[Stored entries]
— BEGIN —
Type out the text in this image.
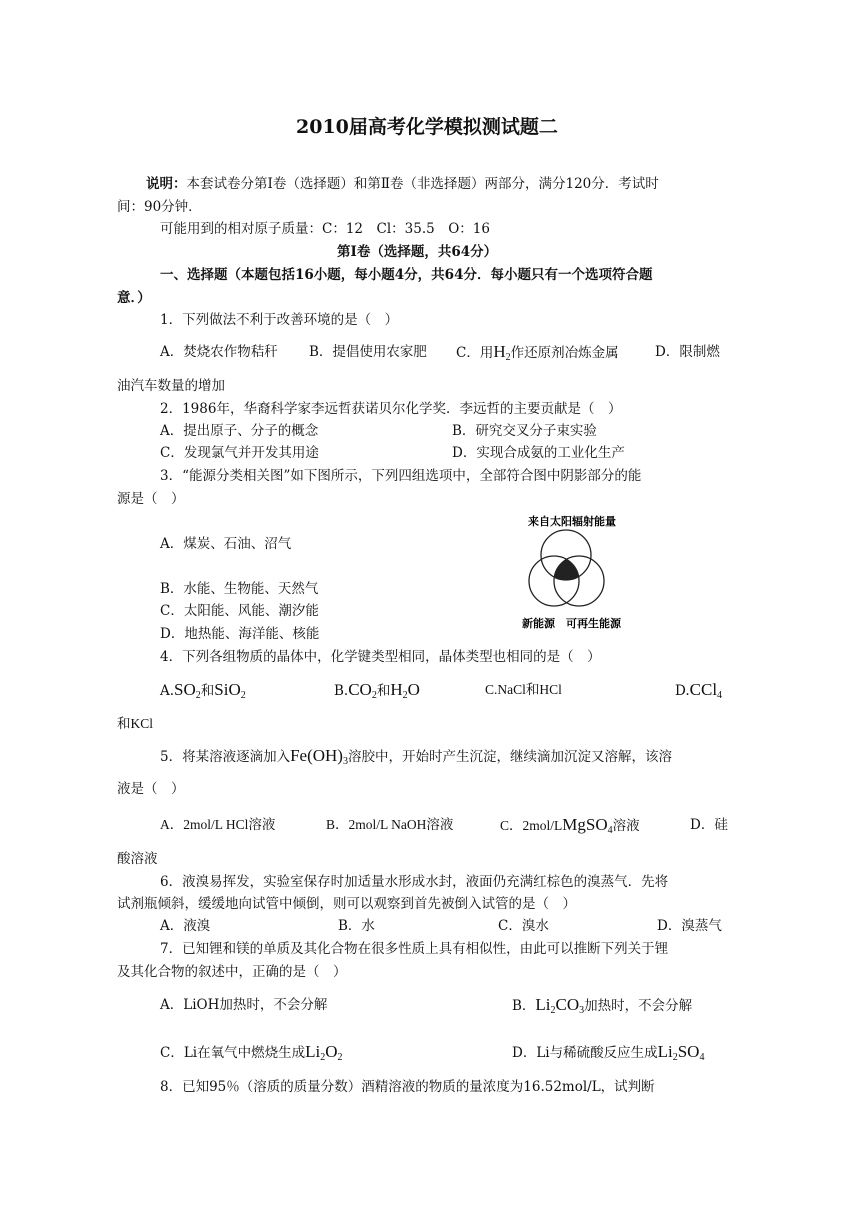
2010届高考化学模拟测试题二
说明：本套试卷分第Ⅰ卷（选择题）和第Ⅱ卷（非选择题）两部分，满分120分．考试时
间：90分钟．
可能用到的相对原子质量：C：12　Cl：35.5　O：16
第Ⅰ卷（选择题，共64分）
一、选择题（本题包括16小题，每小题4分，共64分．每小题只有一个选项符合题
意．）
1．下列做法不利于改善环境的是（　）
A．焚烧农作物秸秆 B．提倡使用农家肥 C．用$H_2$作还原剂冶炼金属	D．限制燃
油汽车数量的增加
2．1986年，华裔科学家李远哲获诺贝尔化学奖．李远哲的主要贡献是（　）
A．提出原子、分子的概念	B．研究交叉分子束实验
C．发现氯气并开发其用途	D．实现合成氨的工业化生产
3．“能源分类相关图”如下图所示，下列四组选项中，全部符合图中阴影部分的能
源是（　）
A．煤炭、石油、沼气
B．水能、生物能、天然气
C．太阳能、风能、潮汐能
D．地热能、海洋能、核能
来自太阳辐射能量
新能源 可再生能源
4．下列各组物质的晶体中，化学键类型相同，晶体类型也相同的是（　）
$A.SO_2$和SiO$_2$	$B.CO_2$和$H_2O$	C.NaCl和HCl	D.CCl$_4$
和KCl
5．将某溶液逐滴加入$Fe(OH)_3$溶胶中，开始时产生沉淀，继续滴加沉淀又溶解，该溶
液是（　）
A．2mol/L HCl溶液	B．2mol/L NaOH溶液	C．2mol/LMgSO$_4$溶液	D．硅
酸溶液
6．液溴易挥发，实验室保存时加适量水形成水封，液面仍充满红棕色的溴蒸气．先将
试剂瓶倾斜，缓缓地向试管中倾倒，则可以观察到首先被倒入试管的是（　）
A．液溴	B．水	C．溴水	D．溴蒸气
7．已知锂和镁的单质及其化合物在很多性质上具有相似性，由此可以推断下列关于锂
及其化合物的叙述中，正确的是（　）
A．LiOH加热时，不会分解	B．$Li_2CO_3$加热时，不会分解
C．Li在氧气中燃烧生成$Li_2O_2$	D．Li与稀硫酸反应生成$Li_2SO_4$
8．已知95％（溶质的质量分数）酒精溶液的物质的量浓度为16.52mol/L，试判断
— END —
▶ WHAT IS REQUIRED:
Pictures stay out of the copy; please restate every record above exactly.

▶ EXERCISE SOLUTION:
Type out the text in this image.
2010届高考化学模拟测试题二
说明：本套试卷分第Ⅰ卷（选择题）和第Ⅱ卷（非选择题）两部分，满分120分．考试时
间：90分钟．
可能用到的相对原子质量：C：12　Cl：35.5　O：16
第Ⅰ卷（选择题，共64分）
一、选择题（本题包括16小题，每小题4分，共64分．每小题只有一个选项符合题
意．）
1．下列做法不利于改善环境的是（　）
A．焚烧农作物秸秆 B．提倡使用农家肥 C．用$H_2$作还原剂冶炼金属	D．限制燃
油汽车数量的增加
2．1986年，华裔科学家李远哲获诺贝尔化学奖．李远哲的主要贡献是（　）
A．提出原子、分子的概念	B．研究交叉分子束实验
C．发现氯气并开发其用途	D．实现合成氨的工业化生产
3．“能源分类相关图”如下图所示，下列四组选项中，全部符合图中阴影部分的能
源是（　）
A．煤炭、石油、沼气
B．水能、生物能、天然气
C．太阳能、风能、潮汐能
D．地热能、海洋能、核能
来自太阳辐射能量
新能源 可再生能源
4．下列各组物质的晶体中，化学键类型相同，晶体类型也相同的是（　）
$A.SO_2$和SiO$_2$	$B.CO_2$和$H_2O$	C.NaCl和HCl	D.CCl$_4$
和KCl
5．将某溶液逐滴加入$Fe(OH)_3$溶胶中，开始时产生沉淀，继续滴加沉淀又溶解，该溶
液是（　）
A．2mol/L HCl溶液	B．2mol/L NaOH溶液	C．2mol/LMgSO$_4$溶液	D．硅
酸溶液
6．液溴易挥发，实验室保存时加适量水形成水封，液面仍充满红棕色的溴蒸气．先将
试剂瓶倾斜，缓缓地向试管中倾倒，则可以观察到首先被倒入试管的是（　）
A．液溴	B．水	C．溴水	D．溴蒸气
7．已知锂和镁的单质及其化合物在很多性质上具有相似性，由此可以推断下列关于锂
及其化合物的叙述中，正确的是（　）
A．LiOH加热时，不会分解	B．$Li_2CO_3$加热时，不会分解
C．Li在氧气中燃烧生成$Li_2O_2$	D．Li与稀硫酸反应生成$Li_2SO_4$
8．已知95％（溶质的质量分数）酒精溶液的物质的量浓度为16.52mol/L，试判断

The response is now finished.